*Aim of the exercise*:
Copy out each line below that has the word "triangle" in it.

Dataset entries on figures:
-=-=-=-=-
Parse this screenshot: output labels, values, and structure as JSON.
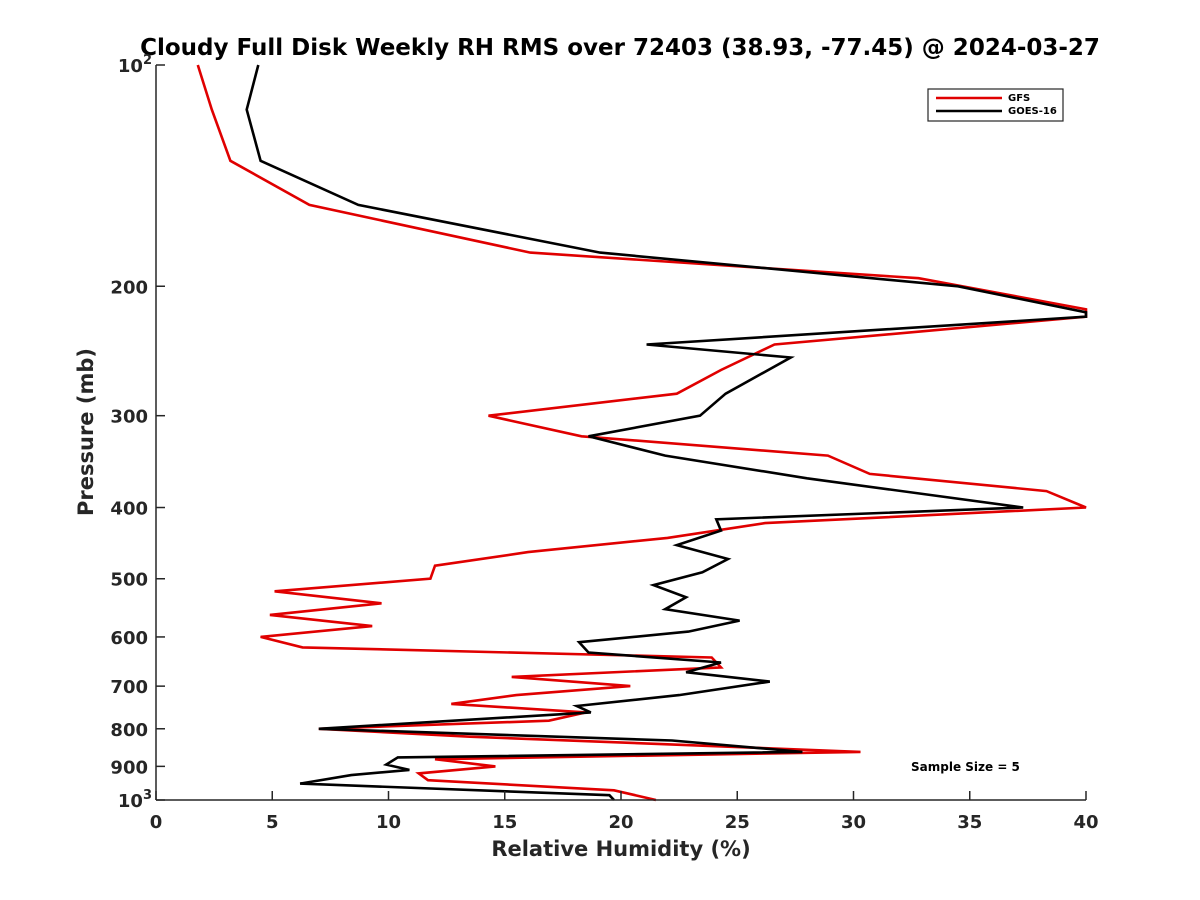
{
  "chart_data": {
    "type": "line",
    "title": "Cloudy Full Disk Weekly RH RMS over 72403 (38.93, -77.45) @ 2024-03-27",
    "xlabel": "Relative Humidity (%)",
    "ylabel": "Pressure (mb)",
    "xlim": [
      0,
      40
    ],
    "ylim": [
      100,
      1000
    ],
    "y_scale": "log",
    "y_reversed": true,
    "x_ticks": [
      "0",
      "5",
      "10",
      "15",
      "20",
      "25",
      "30",
      "35",
      "40"
    ],
    "y_ticks": [
      {
        "value": 100,
        "base": "10",
        "exp": "2"
      },
      {
        "value": 200,
        "label": "200"
      },
      {
        "value": 300,
        "label": "300"
      },
      {
        "value": 400,
        "label": "400"
      },
      {
        "value": 500,
        "label": "500"
      },
      {
        "value": 600,
        "label": "600"
      },
      {
        "value": 700,
        "label": "700"
      },
      {
        "value": 800,
        "label": "800"
      },
      {
        "value": 900,
        "label": "900"
      },
      {
        "value": 1000,
        "base": "10",
        "exp": "3"
      }
    ],
    "legend_position": "top-right",
    "annotation": "Sample Size = 5",
    "series": [
      {
        "name": "GFS",
        "color": "#e00000",
        "points": [
          [
            1.8,
            100
          ],
          [
            2.4,
            115
          ],
          [
            3.2,
            135
          ],
          [
            6.6,
            155
          ],
          [
            16.1,
            180
          ],
          [
            32.8,
            195
          ],
          [
            40,
            215
          ],
          [
            40,
            220
          ],
          [
            26.6,
            240
          ],
          [
            24.3,
            260
          ],
          [
            22.4,
            280
          ],
          [
            14.3,
            300
          ],
          [
            18.3,
            320
          ],
          [
            28.9,
            340
          ],
          [
            30.7,
            360
          ],
          [
            38.3,
            380
          ],
          [
            40,
            400
          ],
          [
            26.2,
            420
          ],
          [
            22.0,
            440
          ],
          [
            16.0,
            460
          ],
          [
            12.0,
            480
          ],
          [
            11.8,
            500
          ],
          [
            5.1,
            520
          ],
          [
            9.7,
            540
          ],
          [
            4.9,
            560
          ],
          [
            9.3,
            580
          ],
          [
            4.5,
            600
          ],
          [
            6.3,
            620
          ],
          [
            23.9,
            640
          ],
          [
            24.3,
            660
          ],
          [
            15.3,
            680
          ],
          [
            20.4,
            700
          ],
          [
            15.5,
            720
          ],
          [
            12.7,
            740
          ],
          [
            18.5,
            760
          ],
          [
            16.9,
            780
          ],
          [
            7.0,
            800
          ],
          [
            13.5,
            820
          ],
          [
            22.0,
            840
          ],
          [
            30.3,
            860
          ],
          [
            12.0,
            880
          ],
          [
            14.6,
            900
          ],
          [
            11.3,
            920
          ],
          [
            11.7,
            940
          ],
          [
            19.7,
            970
          ],
          [
            21.5,
            1000
          ]
        ]
      },
      {
        "name": "GOES-16",
        "color": "#000000",
        "points": [
          [
            4.4,
            100
          ],
          [
            3.9,
            115
          ],
          [
            4.5,
            135
          ],
          [
            8.7,
            155
          ],
          [
            19.1,
            180
          ],
          [
            34.5,
            200
          ],
          [
            40,
            217
          ],
          [
            40,
            220
          ],
          [
            21.1,
            240
          ],
          [
            27.3,
            250
          ],
          [
            24.5,
            280
          ],
          [
            23.4,
            300
          ],
          [
            18.6,
            320
          ],
          [
            21.9,
            340
          ],
          [
            28.0,
            365
          ],
          [
            37.3,
            400
          ],
          [
            24.1,
            415
          ],
          [
            24.3,
            430
          ],
          [
            22.4,
            450
          ],
          [
            24.6,
            470
          ],
          [
            23.5,
            490
          ],
          [
            21.4,
            510
          ],
          [
            22.8,
            530
          ],
          [
            21.9,
            550
          ],
          [
            25.1,
            570
          ],
          [
            22.9,
            590
          ],
          [
            18.2,
            610
          ],
          [
            18.6,
            630
          ],
          [
            24.3,
            650
          ],
          [
            22.8,
            670
          ],
          [
            26.4,
            690
          ],
          [
            22.5,
            720
          ],
          [
            18.1,
            745
          ],
          [
            18.7,
            760
          ],
          [
            7.0,
            800
          ],
          [
            22.2,
            830
          ],
          [
            27.8,
            860
          ],
          [
            10.4,
            875
          ],
          [
            9.9,
            895
          ],
          [
            10.9,
            910
          ],
          [
            8.4,
            925
          ],
          [
            6.2,
            950
          ],
          [
            19.5,
            985
          ],
          [
            19.7,
            1000
          ]
        ]
      }
    ]
  }
}
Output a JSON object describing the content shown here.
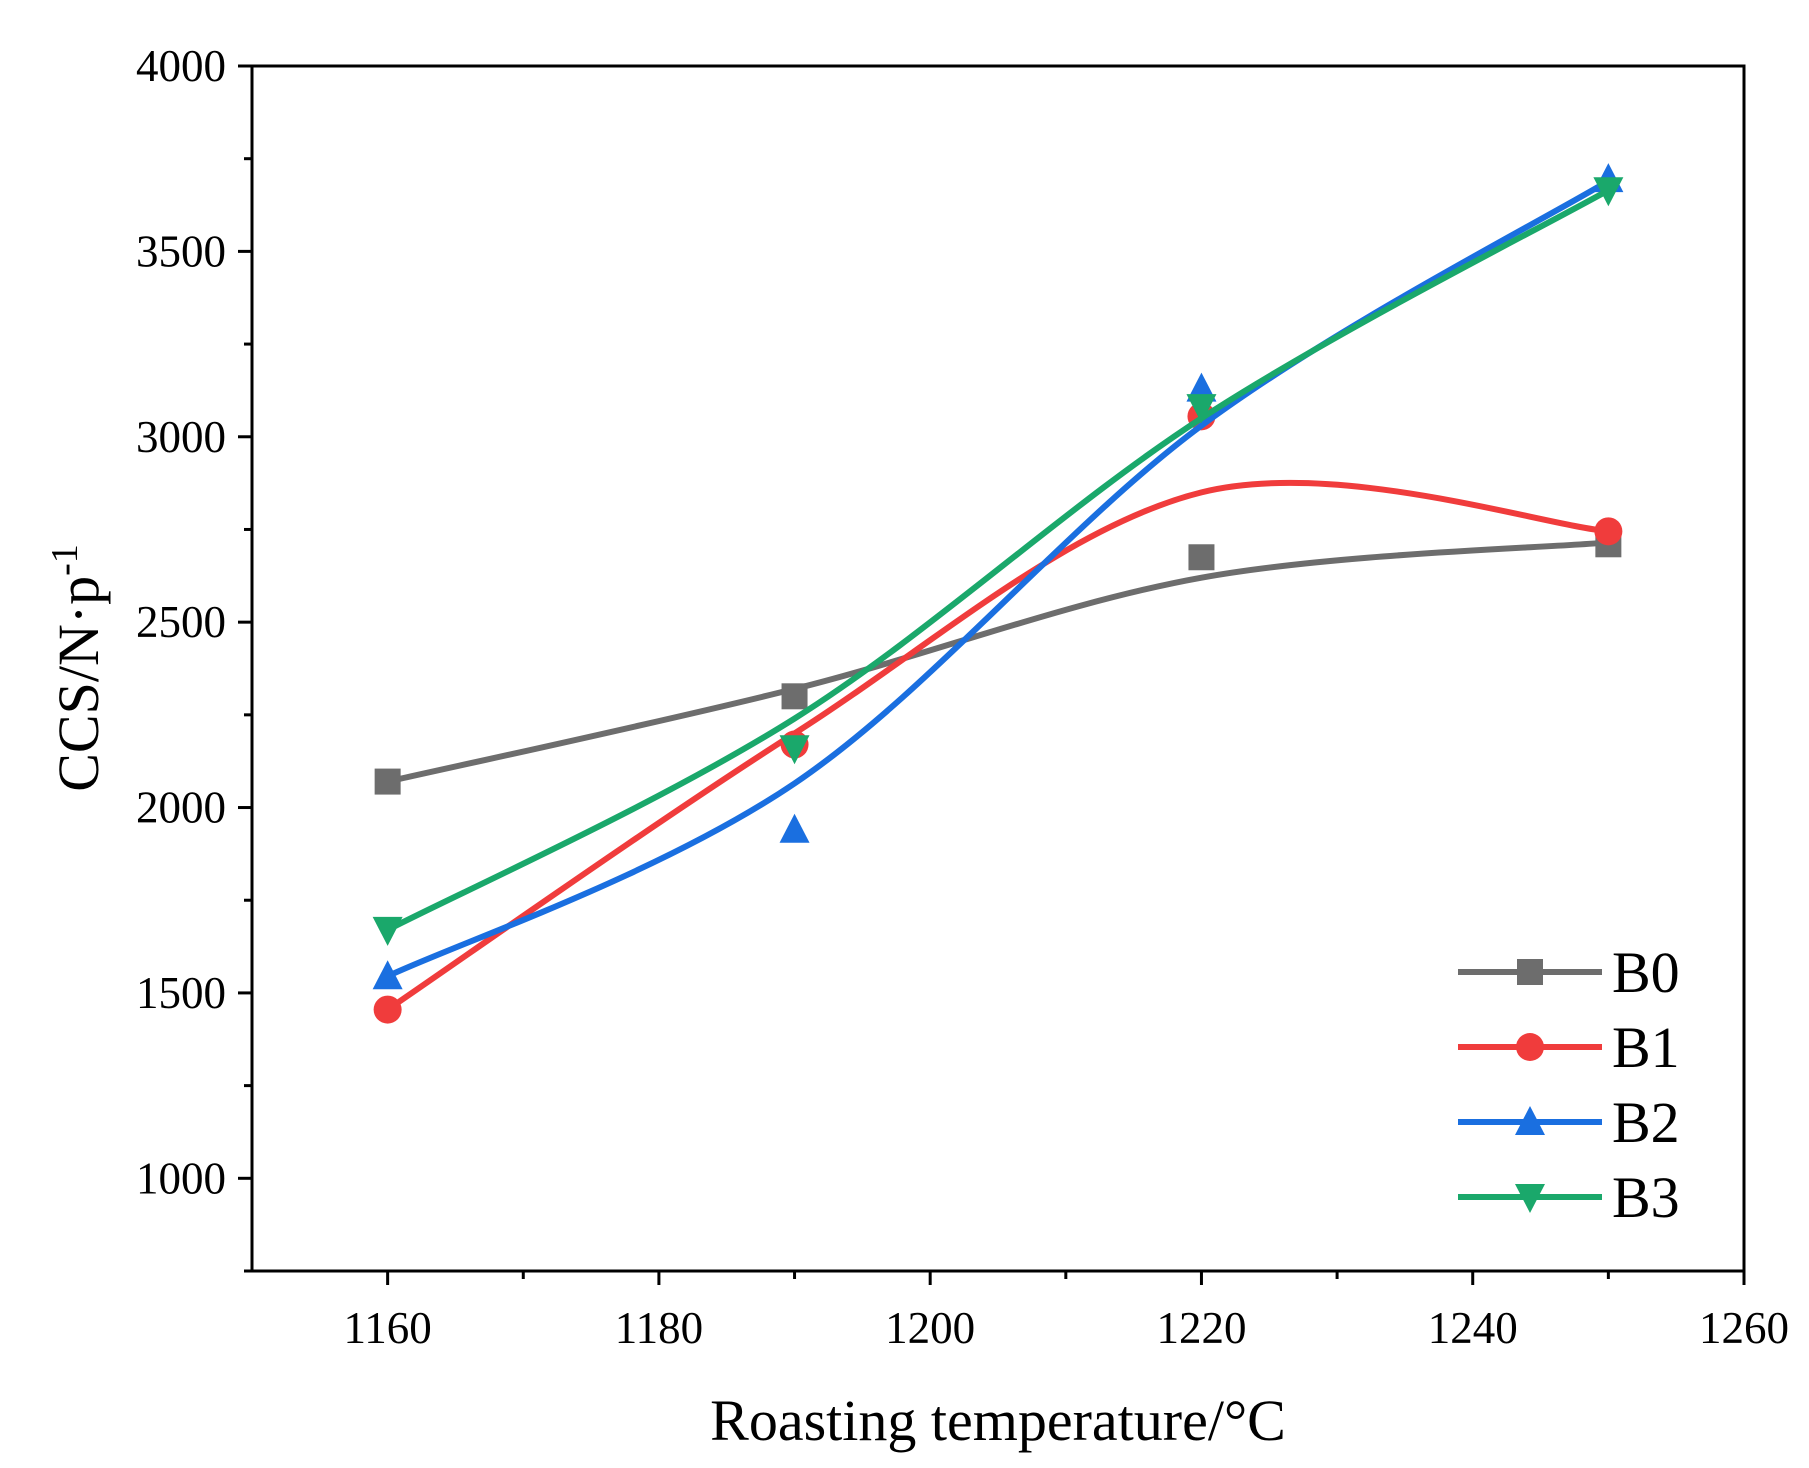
{
  "chart_data": {
    "type": "line",
    "title": "",
    "xlabel": "Roasting temperature/°C",
    "ylabel_main": "CCS/N·p",
    "ylabel_sup": "-1",
    "xlim": [
      1150,
      1260
    ],
    "ylim": [
      750,
      4000
    ],
    "xticks": [
      1160,
      1180,
      1200,
      1220,
      1240,
      1260
    ],
    "yticks": [
      1000,
      1500,
      2000,
      2500,
      3000,
      3500,
      4000
    ],
    "x": [
      1160,
      1190,
      1220,
      1250
    ],
    "legend_position": "bottom-right",
    "series": [
      {
        "name": "B0",
        "color": "#6d6d6d",
        "marker": "square",
        "values": [
          2070,
          2300,
          2675,
          2710
        ],
        "curve": [
          2070,
          2320,
          2620,
          2715
        ]
      },
      {
        "name": "B1",
        "color": "#f03c3c",
        "marker": "circle",
        "values": [
          1455,
          2170,
          3055,
          2745
        ],
        "curve": [
          1455,
          2200,
          2850,
          2745
        ]
      },
      {
        "name": "B2",
        "color": "#1a6fe0",
        "marker": "triangle-up",
        "values": [
          1545,
          1940,
          3130,
          3695
        ],
        "curve": [
          1545,
          2065,
          3030,
          3690
        ]
      },
      {
        "name": "B3",
        "color": "#1aa86b",
        "marker": "triangle-down",
        "values": [
          1670,
          2160,
          3080,
          3665
        ],
        "curve": [
          1670,
          2240,
          3050,
          3665
        ]
      }
    ]
  }
}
-=-=-=-=-
*Reply to the task*:
        "marker": "triangle-up",
        "marker": "triangle-down",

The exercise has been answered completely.